Search the listing below for "sortstep". Copy each matching line.

[Collection entries]
--- --- ---
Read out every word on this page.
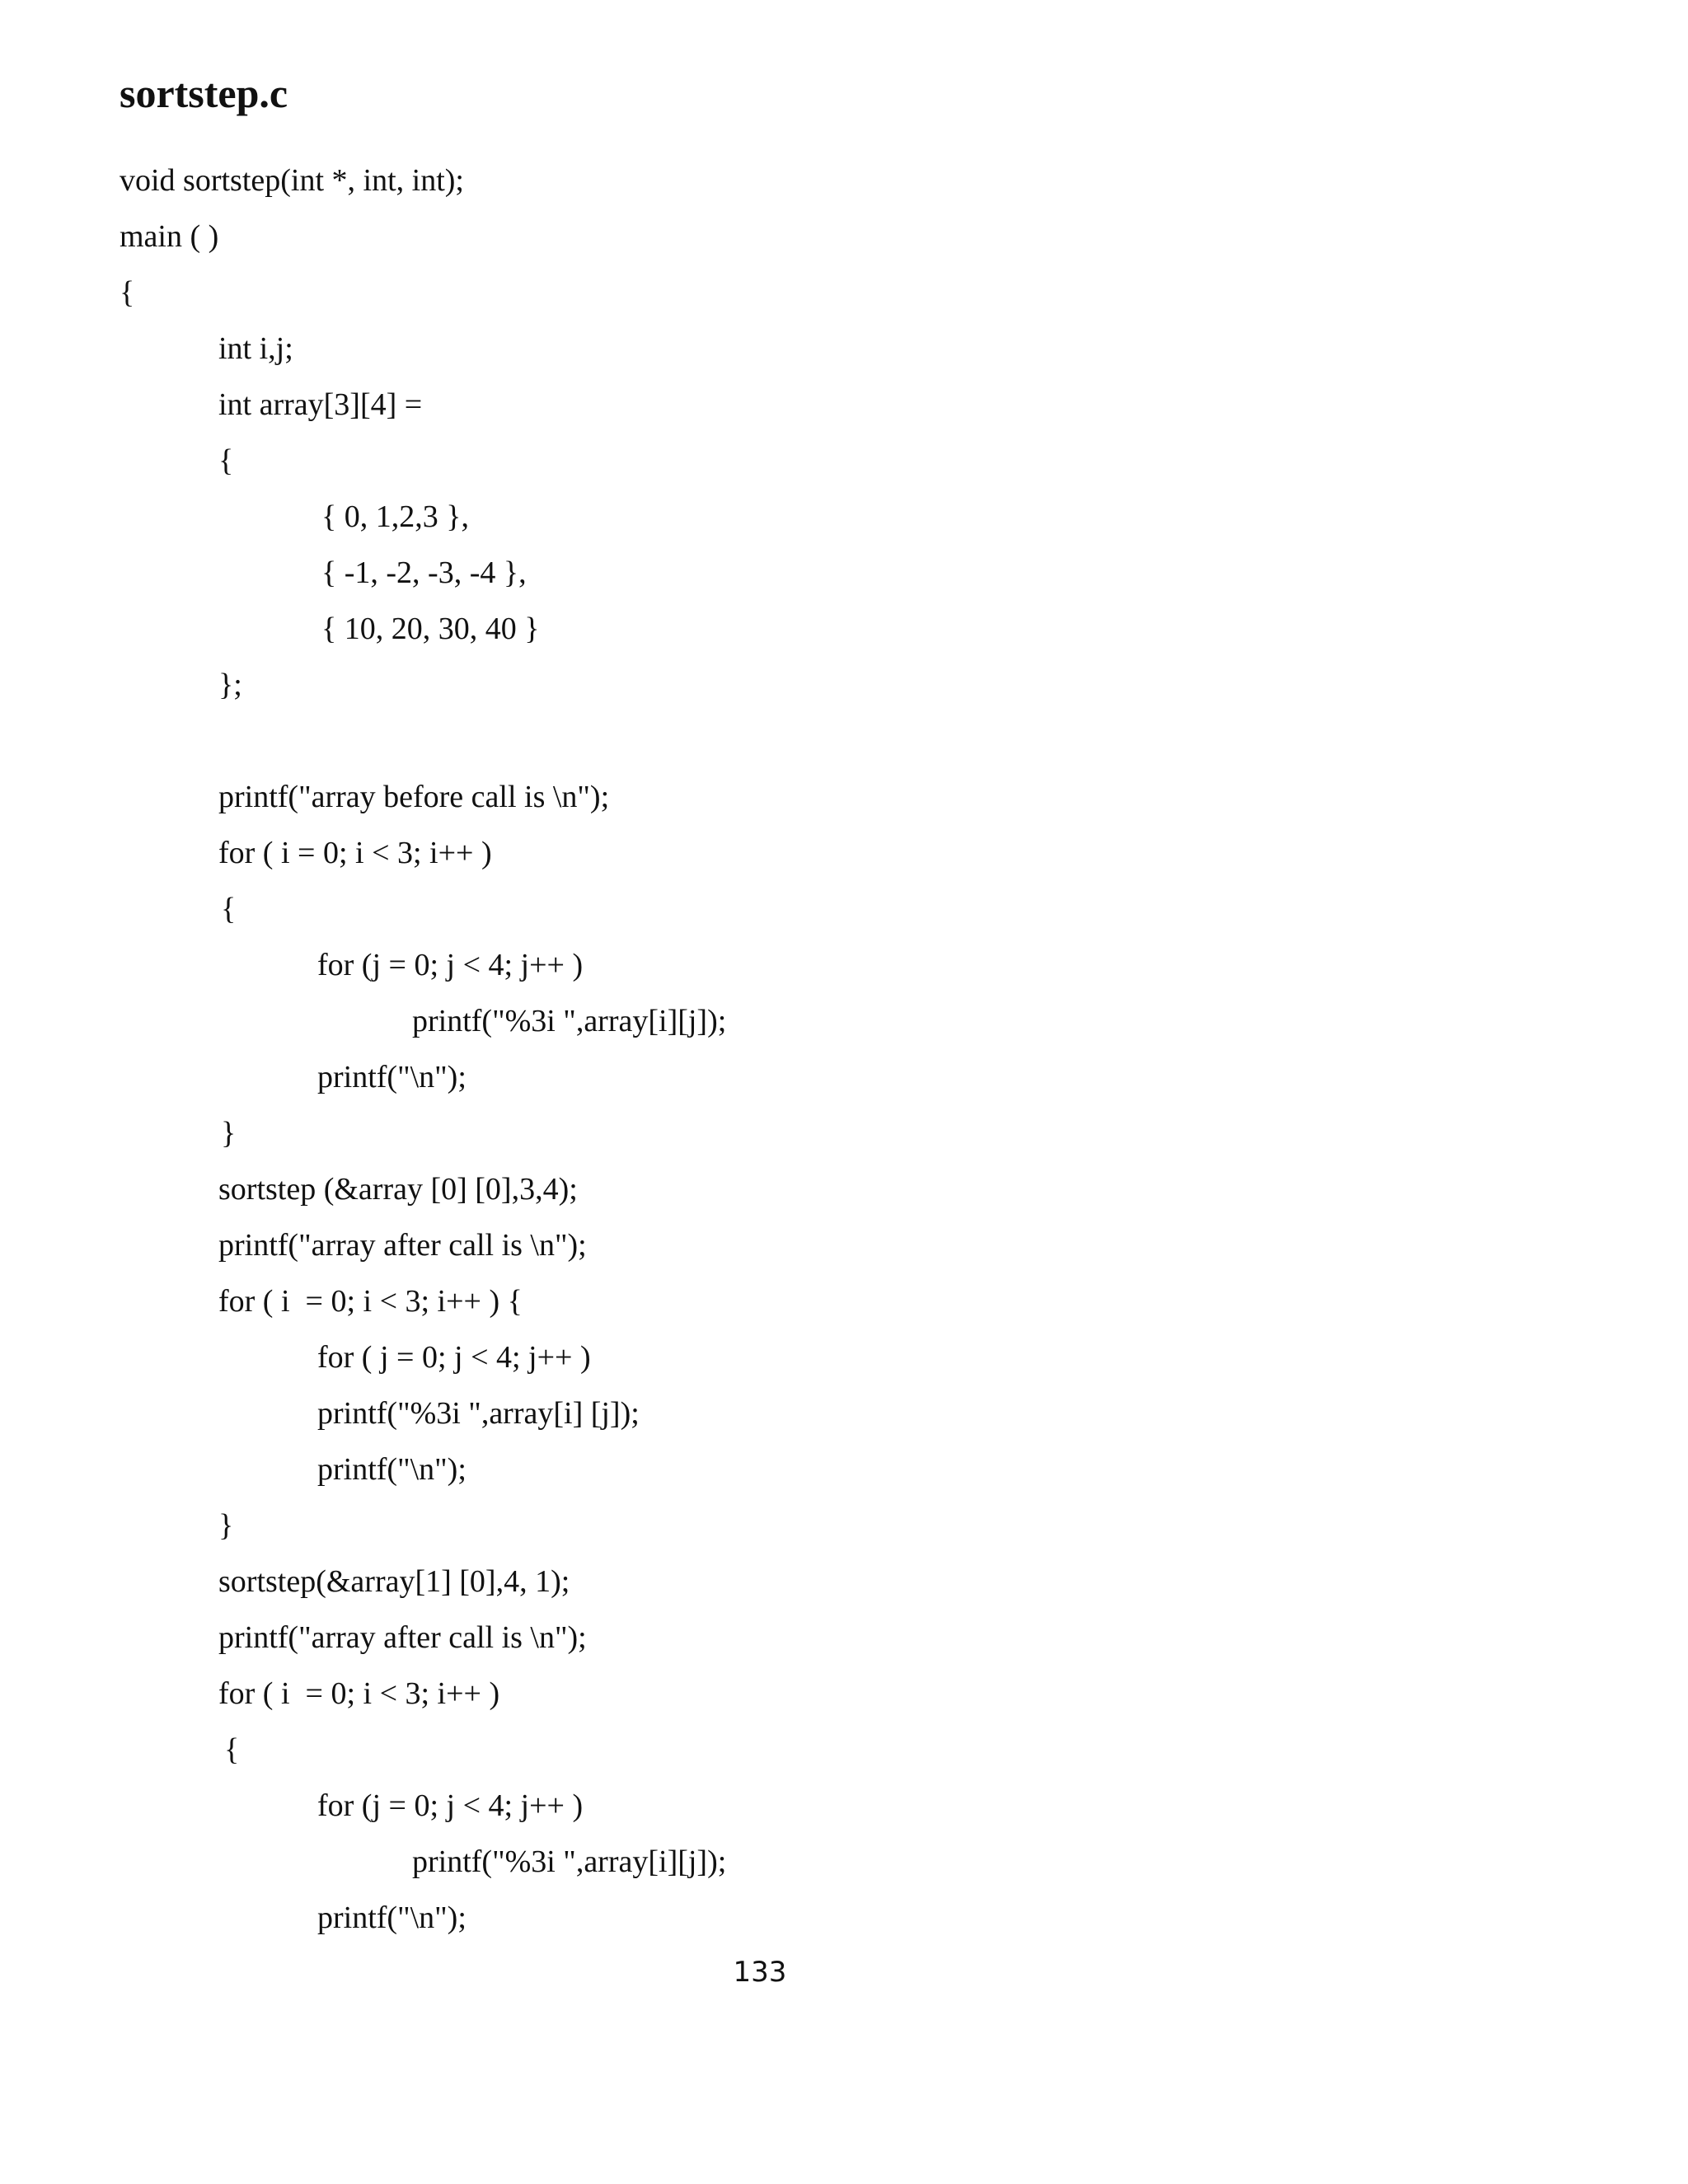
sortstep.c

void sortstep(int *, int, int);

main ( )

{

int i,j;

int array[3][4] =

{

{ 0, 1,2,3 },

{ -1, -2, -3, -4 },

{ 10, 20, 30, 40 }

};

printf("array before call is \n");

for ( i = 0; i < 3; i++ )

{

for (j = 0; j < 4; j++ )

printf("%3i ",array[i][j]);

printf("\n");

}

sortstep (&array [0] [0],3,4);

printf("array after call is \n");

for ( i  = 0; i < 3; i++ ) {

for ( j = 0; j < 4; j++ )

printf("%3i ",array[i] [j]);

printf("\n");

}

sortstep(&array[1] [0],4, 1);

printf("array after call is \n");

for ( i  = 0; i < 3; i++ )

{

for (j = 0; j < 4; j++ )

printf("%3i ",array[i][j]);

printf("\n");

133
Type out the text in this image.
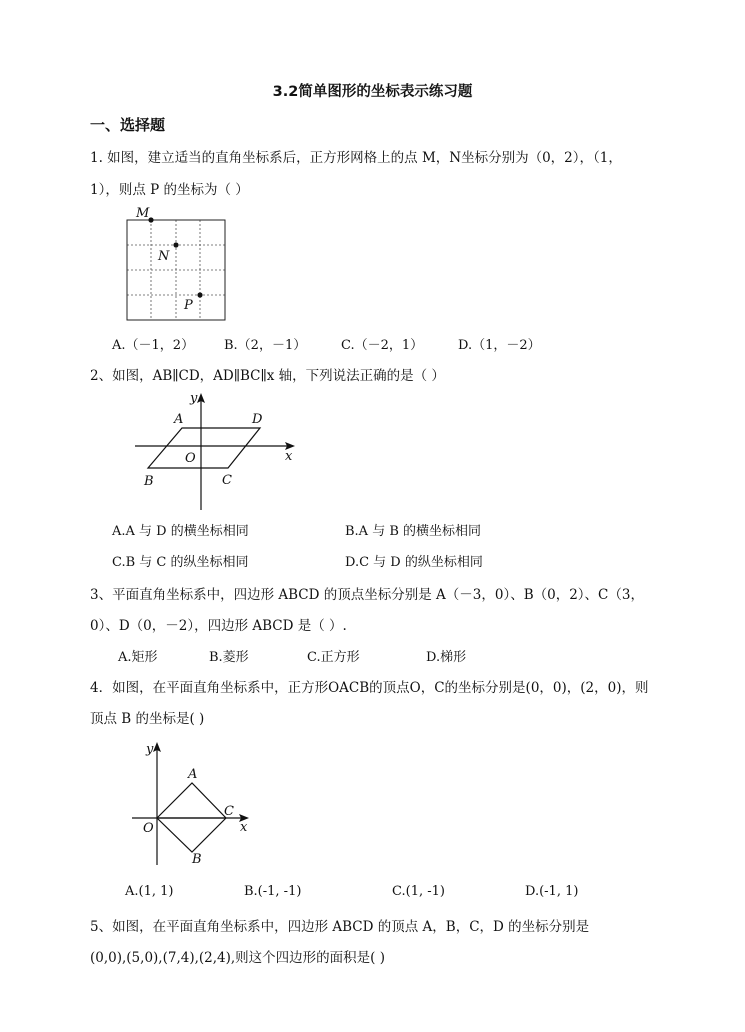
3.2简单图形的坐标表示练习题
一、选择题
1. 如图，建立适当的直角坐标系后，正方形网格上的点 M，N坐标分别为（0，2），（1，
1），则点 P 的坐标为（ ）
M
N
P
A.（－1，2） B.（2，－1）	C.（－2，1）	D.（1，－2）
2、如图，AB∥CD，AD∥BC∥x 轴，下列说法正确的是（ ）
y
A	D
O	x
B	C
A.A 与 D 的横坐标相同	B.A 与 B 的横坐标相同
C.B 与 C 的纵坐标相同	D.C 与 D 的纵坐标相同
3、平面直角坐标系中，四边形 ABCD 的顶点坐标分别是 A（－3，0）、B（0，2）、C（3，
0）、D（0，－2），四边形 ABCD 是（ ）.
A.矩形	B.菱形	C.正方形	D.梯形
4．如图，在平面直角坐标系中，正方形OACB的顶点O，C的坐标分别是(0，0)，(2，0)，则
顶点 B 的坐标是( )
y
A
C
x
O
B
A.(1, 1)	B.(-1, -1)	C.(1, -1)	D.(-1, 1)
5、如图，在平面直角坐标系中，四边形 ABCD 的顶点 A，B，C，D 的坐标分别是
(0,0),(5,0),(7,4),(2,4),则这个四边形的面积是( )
--- --- ---
■ **Result**:
sortstep.c
void sortstep(int *, int, int);
sortstep (&array [0] [0],3,4);
sortstep(&array[1] [0],4, 1);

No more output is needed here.